## Exercise
Look through the data below. Show each line where the string "color" occurs.

## Source data

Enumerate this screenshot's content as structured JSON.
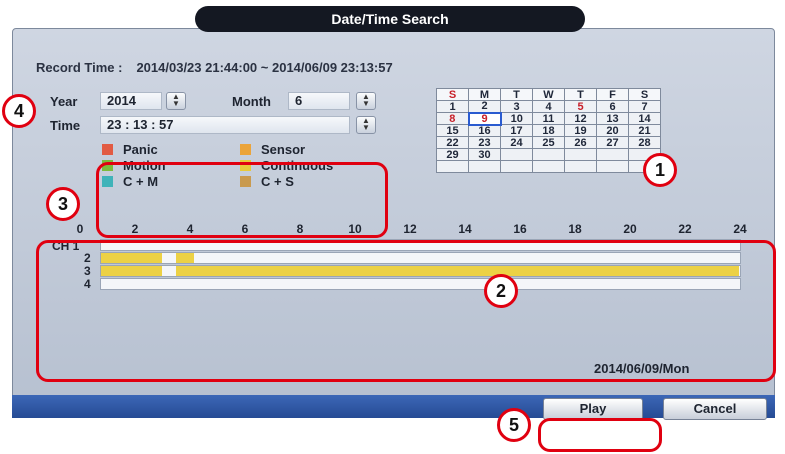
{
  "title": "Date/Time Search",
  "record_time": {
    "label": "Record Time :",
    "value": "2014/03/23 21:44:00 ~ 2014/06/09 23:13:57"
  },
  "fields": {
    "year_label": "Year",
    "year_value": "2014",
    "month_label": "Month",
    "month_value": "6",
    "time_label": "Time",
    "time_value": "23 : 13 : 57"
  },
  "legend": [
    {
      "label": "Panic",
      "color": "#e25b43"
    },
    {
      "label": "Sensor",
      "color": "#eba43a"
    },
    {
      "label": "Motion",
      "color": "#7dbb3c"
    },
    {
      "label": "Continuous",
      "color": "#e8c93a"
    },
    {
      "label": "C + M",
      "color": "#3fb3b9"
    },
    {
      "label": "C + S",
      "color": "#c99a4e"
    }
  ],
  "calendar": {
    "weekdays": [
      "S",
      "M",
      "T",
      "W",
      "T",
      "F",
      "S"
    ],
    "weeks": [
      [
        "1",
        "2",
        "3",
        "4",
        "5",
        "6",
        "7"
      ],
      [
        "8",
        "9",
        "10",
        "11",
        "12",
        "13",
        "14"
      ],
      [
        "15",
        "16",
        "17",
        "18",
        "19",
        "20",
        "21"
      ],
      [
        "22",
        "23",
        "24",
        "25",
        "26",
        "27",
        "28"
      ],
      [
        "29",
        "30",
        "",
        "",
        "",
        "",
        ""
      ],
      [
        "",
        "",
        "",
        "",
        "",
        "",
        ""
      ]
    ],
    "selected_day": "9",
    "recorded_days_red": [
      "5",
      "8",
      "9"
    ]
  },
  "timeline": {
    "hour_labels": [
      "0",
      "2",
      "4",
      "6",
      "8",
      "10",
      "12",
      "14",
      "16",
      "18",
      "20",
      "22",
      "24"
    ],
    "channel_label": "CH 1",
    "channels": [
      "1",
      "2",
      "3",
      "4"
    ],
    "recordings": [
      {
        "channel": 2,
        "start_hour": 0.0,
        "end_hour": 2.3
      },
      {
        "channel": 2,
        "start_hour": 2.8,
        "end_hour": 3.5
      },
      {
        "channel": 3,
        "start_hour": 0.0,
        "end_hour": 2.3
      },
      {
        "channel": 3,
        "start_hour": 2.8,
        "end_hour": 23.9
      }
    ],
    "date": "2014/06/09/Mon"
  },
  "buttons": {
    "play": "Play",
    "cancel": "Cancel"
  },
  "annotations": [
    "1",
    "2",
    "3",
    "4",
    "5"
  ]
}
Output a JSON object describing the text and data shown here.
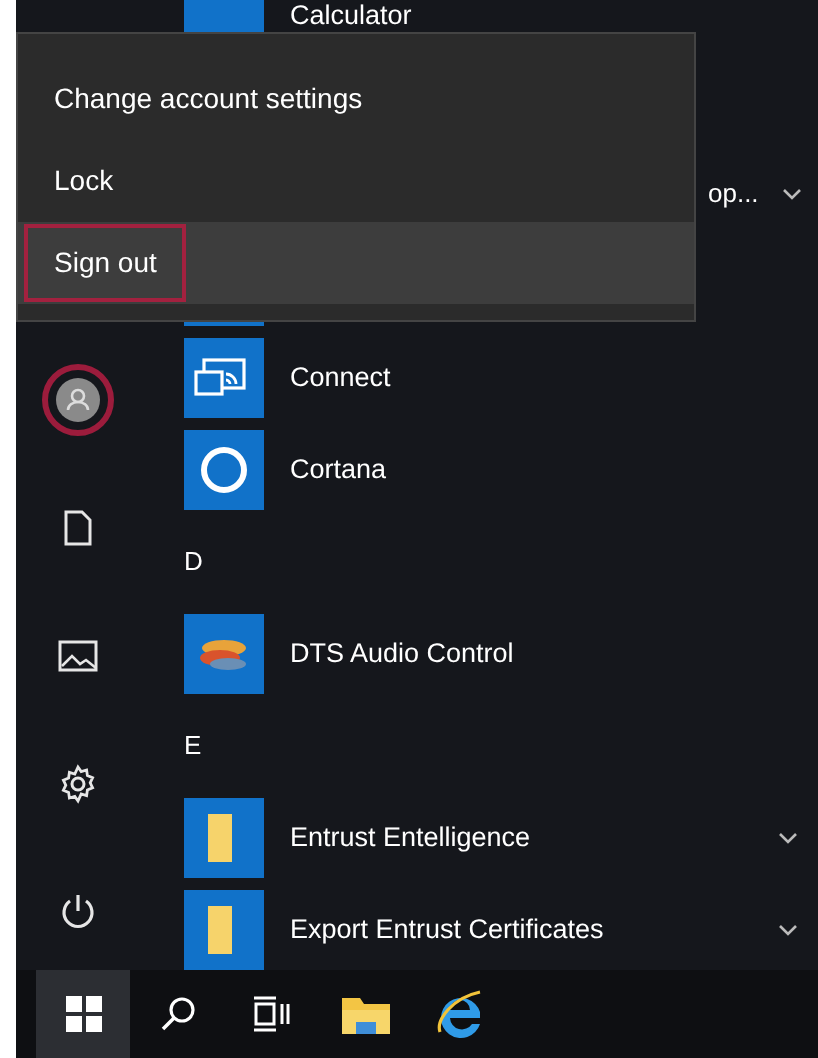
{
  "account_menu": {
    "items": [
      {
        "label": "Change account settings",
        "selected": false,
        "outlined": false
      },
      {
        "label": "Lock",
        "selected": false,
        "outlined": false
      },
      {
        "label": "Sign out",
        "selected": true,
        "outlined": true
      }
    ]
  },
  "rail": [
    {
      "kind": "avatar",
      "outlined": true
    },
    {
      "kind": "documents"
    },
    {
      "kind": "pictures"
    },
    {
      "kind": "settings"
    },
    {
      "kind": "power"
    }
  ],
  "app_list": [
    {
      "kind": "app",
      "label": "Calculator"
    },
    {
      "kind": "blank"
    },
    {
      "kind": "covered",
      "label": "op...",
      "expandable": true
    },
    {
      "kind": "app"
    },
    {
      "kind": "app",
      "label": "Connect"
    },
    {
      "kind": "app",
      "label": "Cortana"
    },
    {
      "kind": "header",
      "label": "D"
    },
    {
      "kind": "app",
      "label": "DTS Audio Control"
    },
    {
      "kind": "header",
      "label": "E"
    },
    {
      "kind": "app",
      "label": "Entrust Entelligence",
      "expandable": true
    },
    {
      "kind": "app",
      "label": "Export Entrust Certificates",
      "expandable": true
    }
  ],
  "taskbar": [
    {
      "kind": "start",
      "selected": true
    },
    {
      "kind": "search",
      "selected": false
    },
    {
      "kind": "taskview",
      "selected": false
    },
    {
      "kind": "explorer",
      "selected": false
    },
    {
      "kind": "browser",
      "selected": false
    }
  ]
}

## Exercise result
      "color": "#e25b43"
      "color": "#eba43a"
      "color": "#7dbb3c"
      "color": "#e8c93a"
      "color": "#3fb3b9"
      "color": "#c99a4e"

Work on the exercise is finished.